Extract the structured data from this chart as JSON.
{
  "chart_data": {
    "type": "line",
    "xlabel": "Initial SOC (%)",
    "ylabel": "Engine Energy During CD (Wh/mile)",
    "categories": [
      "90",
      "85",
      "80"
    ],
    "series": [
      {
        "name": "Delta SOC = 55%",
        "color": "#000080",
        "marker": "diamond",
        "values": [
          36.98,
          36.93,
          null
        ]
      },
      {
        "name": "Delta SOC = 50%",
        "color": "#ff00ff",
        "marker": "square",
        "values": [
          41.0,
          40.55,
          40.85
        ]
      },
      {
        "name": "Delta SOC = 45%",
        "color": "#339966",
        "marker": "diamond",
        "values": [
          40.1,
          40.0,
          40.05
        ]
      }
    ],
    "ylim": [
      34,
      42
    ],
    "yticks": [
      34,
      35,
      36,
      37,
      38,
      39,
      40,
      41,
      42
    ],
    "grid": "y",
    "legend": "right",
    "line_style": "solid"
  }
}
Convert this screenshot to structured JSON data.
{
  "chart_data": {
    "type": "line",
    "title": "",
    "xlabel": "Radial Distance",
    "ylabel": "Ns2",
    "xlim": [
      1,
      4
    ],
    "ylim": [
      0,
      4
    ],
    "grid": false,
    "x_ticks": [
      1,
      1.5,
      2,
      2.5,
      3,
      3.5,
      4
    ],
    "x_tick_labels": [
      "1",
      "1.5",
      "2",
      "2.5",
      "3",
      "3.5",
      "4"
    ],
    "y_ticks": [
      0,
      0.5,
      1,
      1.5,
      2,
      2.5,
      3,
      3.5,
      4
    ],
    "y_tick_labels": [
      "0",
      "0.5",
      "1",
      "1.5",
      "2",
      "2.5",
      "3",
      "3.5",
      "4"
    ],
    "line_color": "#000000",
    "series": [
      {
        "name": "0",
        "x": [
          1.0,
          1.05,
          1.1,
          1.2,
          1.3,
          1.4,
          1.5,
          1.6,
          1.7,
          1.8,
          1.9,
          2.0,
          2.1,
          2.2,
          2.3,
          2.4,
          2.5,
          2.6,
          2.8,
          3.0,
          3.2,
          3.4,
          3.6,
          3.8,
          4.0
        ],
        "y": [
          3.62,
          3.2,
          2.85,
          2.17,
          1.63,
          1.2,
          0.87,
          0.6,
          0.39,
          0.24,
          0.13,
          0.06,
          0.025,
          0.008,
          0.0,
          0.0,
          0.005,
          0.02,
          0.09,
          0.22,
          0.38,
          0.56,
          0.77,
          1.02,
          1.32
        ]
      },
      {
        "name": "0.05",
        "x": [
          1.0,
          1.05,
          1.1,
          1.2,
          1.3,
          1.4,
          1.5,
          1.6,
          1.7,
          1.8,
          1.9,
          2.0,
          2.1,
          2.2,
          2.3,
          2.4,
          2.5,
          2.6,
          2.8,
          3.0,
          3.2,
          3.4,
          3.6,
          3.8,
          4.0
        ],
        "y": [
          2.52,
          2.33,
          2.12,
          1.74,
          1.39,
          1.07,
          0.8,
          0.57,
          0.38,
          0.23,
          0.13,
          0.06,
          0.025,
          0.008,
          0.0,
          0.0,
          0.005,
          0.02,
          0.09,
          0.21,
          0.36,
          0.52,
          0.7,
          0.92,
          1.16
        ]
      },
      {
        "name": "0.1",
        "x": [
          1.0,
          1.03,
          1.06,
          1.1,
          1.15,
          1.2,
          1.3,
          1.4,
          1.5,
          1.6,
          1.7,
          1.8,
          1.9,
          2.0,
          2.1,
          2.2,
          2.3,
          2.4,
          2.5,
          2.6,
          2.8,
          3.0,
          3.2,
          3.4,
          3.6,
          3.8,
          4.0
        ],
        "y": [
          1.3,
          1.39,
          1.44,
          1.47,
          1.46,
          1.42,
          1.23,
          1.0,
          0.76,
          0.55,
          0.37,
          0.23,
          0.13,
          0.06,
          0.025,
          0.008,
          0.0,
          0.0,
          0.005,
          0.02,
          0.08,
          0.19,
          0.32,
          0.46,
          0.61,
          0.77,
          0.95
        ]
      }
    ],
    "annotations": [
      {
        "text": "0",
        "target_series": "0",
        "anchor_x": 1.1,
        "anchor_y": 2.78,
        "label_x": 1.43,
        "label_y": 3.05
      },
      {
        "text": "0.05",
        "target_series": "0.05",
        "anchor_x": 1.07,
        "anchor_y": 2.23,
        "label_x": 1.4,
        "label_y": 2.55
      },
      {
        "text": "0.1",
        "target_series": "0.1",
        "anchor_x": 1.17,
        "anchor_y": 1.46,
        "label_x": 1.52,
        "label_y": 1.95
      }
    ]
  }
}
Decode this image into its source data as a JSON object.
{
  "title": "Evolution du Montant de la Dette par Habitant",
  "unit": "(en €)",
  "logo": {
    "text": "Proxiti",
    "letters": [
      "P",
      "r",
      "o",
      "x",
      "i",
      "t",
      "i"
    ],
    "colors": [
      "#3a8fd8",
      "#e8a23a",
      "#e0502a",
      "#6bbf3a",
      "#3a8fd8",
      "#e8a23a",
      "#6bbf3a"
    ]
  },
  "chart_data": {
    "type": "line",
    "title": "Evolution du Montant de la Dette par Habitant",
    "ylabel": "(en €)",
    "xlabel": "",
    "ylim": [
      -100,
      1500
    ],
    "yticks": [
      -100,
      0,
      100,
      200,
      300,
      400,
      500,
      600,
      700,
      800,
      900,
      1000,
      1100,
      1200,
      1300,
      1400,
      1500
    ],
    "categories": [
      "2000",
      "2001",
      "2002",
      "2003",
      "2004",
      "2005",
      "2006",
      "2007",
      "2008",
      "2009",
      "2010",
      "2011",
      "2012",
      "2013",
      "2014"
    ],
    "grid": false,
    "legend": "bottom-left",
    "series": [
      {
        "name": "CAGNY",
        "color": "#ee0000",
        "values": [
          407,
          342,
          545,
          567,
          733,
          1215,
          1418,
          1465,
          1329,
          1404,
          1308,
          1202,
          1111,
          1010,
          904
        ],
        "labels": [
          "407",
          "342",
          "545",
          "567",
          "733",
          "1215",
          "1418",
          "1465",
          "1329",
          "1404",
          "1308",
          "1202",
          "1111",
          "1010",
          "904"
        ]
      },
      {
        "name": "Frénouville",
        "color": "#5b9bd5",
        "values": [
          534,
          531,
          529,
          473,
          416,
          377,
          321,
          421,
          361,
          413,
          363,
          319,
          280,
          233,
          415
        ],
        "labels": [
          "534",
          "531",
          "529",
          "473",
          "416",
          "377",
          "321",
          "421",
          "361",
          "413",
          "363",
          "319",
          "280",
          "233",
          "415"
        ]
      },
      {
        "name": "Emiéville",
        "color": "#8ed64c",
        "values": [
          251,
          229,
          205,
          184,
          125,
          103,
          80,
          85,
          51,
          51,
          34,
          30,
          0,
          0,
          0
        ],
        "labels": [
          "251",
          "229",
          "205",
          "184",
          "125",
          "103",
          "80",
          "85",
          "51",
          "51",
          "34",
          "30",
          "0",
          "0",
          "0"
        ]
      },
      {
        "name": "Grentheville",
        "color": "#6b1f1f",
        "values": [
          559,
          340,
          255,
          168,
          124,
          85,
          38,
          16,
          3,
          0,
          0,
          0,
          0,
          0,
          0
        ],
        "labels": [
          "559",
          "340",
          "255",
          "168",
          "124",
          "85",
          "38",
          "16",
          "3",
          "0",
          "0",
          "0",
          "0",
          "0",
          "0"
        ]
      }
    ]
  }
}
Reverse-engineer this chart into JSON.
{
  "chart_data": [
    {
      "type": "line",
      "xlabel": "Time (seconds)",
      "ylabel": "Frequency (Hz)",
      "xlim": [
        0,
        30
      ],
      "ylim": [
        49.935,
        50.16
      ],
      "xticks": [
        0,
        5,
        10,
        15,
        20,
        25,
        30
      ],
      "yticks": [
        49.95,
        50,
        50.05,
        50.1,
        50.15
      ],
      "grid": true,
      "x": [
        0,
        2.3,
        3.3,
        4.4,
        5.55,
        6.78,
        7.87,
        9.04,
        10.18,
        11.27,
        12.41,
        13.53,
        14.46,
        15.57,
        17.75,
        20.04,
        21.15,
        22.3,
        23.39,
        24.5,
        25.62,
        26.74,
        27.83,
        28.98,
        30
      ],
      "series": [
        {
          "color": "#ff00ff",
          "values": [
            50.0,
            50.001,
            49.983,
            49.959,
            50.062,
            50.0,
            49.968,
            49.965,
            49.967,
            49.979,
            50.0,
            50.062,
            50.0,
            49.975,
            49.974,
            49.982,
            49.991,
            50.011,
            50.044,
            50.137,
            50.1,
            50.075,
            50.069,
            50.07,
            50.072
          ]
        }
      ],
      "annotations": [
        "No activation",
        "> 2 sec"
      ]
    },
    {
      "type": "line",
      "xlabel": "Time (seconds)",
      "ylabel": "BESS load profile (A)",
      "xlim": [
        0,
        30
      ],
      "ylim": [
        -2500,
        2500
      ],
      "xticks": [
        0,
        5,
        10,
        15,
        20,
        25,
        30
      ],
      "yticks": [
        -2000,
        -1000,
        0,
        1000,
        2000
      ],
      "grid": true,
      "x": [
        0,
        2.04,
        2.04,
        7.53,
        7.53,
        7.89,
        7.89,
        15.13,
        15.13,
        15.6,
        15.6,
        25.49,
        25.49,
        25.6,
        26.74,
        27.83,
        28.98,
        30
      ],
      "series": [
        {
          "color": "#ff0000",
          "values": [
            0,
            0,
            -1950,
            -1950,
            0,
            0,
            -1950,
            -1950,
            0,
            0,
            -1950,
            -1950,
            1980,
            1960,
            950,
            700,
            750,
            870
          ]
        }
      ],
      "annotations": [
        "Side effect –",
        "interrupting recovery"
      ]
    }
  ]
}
======
■ WHAT YOU WILL DO ■
Using the records above, pull out each line where the word "name" occurs.

■ FULL OUTPUT ■
        "name": "Delta SOC = 55%",
        "name": "Delta SOC = 50%",
        "name": "Delta SOC = 45%",
        "name": "0",
        "name": "0.05",
        "name": "0.1",
        "name": "CAGNY",
        "name": "Frénouville",
        "name": "Emiéville",
        "name": "Grentheville",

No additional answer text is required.